# Dataset excerpt
···

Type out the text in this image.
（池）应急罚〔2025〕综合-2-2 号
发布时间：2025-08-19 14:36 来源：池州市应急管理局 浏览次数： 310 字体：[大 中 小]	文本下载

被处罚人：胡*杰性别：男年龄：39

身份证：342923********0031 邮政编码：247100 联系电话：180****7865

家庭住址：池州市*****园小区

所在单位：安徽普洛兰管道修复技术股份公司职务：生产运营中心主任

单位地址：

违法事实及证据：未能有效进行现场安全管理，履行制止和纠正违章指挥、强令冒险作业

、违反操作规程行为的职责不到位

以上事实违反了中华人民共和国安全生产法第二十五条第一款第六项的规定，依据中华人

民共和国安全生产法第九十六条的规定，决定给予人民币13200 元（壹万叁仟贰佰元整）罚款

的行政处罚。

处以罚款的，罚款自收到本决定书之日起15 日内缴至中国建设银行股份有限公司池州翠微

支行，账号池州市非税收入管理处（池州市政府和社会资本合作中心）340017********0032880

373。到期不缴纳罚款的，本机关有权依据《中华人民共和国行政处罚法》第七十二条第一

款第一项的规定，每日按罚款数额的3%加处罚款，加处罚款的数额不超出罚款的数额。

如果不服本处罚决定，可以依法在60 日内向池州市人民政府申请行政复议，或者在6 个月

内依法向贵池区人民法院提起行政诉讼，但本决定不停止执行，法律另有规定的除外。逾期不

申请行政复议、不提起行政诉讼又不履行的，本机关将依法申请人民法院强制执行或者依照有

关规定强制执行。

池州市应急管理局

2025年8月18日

···

# What you have to do
Reproduce the entries above exactly.

# Written answer
Type out the text in this image.
（池）应急罚〔2025〕综合-2-2 号
发布时间：2025-08-19 14:36 来源：池州市应急管理局 浏览次数： 310 字体：[大 中 小]	文本下载

被处罚人：胡*杰性别：男年龄：39

身份证：342923********0031 邮政编码：247100 联系电话：180****7865

家庭住址：池州市*****园小区

所在单位：安徽普洛兰管道修复技术股份公司职务：生产运营中心主任

单位地址：

违法事实及证据：未能有效进行现场安全管理，履行制止和纠正违章指挥、强令冒险作业

、违反操作规程行为的职责不到位

以上事实违反了中华人民共和国安全生产法第二十五条第一款第六项的规定，依据中华人

民共和国安全生产法第九十六条的规定，决定给予人民币13200 元（壹万叁仟贰佰元整）罚款

的行政处罚。

处以罚款的，罚款自收到本决定书之日起15 日内缴至中国建设银行股份有限公司池州翠微

支行，账号池州市非税收入管理处（池州市政府和社会资本合作中心）340017********0032880

373。到期不缴纳罚款的，本机关有权依据《中华人民共和国行政处罚法》第七十二条第一

款第一项的规定，每日按罚款数额的3%加处罚款，加处罚款的数额不超出罚款的数额。

如果不服本处罚决定，可以依法在60 日内向池州市人民政府申请行政复议，或者在6 个月

内依法向贵池区人民法院提起行政诉讼，但本决定不停止执行，法律另有规定的除外。逾期不

申请行政复议、不提起行政诉讼又不履行的，本机关将依法申请人民法院强制执行或者依照有

关规定强制执行。

池州市应急管理局

2025年8月18日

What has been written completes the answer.